──────── DATASET ENTRIES
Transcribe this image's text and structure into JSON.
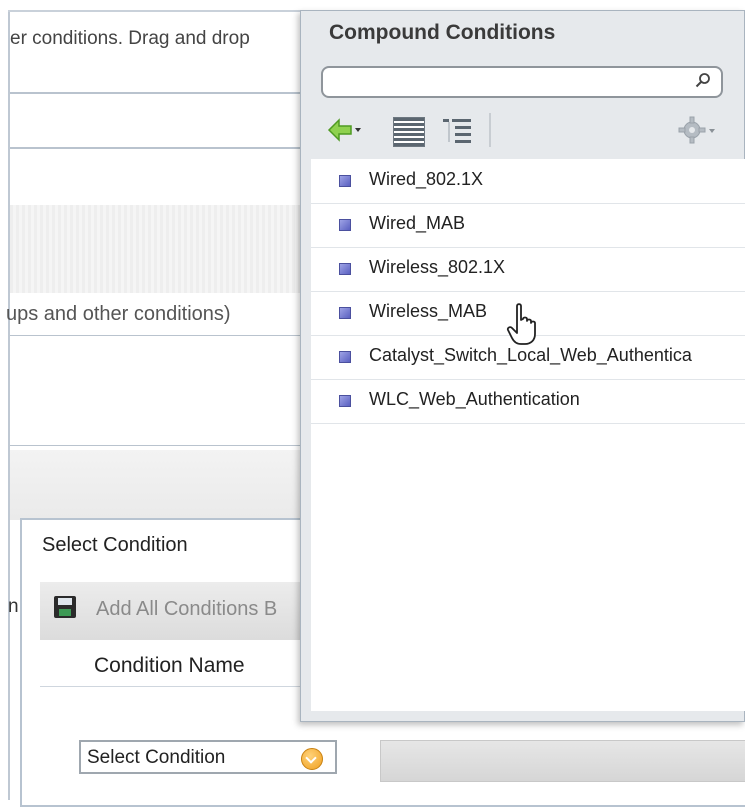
{
  "background": {
    "intro_text": "er conditions. Drag and drop",
    "helper_text": "ups and other conditions)",
    "left_fragment": "n"
  },
  "select_condition_panel": {
    "title": "Select Condition",
    "add_all_label": "Add All Conditions B",
    "column_header": "Condition Name",
    "select": {
      "label": "Select Condition"
    }
  },
  "compound_popup": {
    "title": "Compound Conditions",
    "search": {
      "value": "",
      "placeholder": ""
    },
    "toolbar": {
      "icons": [
        "back-arrow-icon",
        "list-view-icon",
        "tree-view-icon",
        "gear-icon"
      ]
    },
    "items": [
      {
        "label": "Wired_802.1X"
      },
      {
        "label": "Wired_MAB"
      },
      {
        "label": "Wireless_802.1X"
      },
      {
        "label": "Wireless_MAB"
      },
      {
        "label": "Catalyst_Switch_Local_Web_Authentica"
      },
      {
        "label": "WLC_Web_Authentication"
      }
    ]
  },
  "colors": {
    "accent_green": "#55b52f",
    "bullet_blue": "#5a60c0",
    "select_orange": "#f0a020",
    "popup_bg": "#e6e9ec"
  }
}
────────────────
__GOAL__
Strip the images and reproduce the remaining records precisely.

__CORRECT ANSWER__
Transcribe this image's text and structure into JSON.
{
  "background": {
    "intro_text": "er conditions. Drag and drop",
    "helper_text": "ups and other conditions)",
    "left_fragment": "n"
  },
  "select_condition_panel": {
    "title": "Select Condition",
    "add_all_label": "Add All Conditions B",
    "column_header": "Condition Name",
    "select": {
      "label": "Select Condition"
    }
  },
  "compound_popup": {
    "title": "Compound Conditions",
    "search": {
      "value": "",
      "placeholder": ""
    },
    "toolbar": {
      "icons": [
        "back-arrow-icon",
        "list-view-icon",
        "tree-view-icon",
        "gear-icon"
      ]
    },
    "items": [
      {
        "label": "Wired_802.1X"
      },
      {
        "label": "Wired_MAB"
      },
      {
        "label": "Wireless_802.1X"
      },
      {
        "label": "Wireless_MAB"
      },
      {
        "label": "Catalyst_Switch_Local_Web_Authentica"
      },
      {
        "label": "WLC_Web_Authentication"
      }
    ]
  },
  "colors": {
    "accent_green": "#55b52f",
    "bullet_blue": "#5a60c0",
    "select_orange": "#f0a020",
    "popup_bg": "#e6e9ec"
  }
}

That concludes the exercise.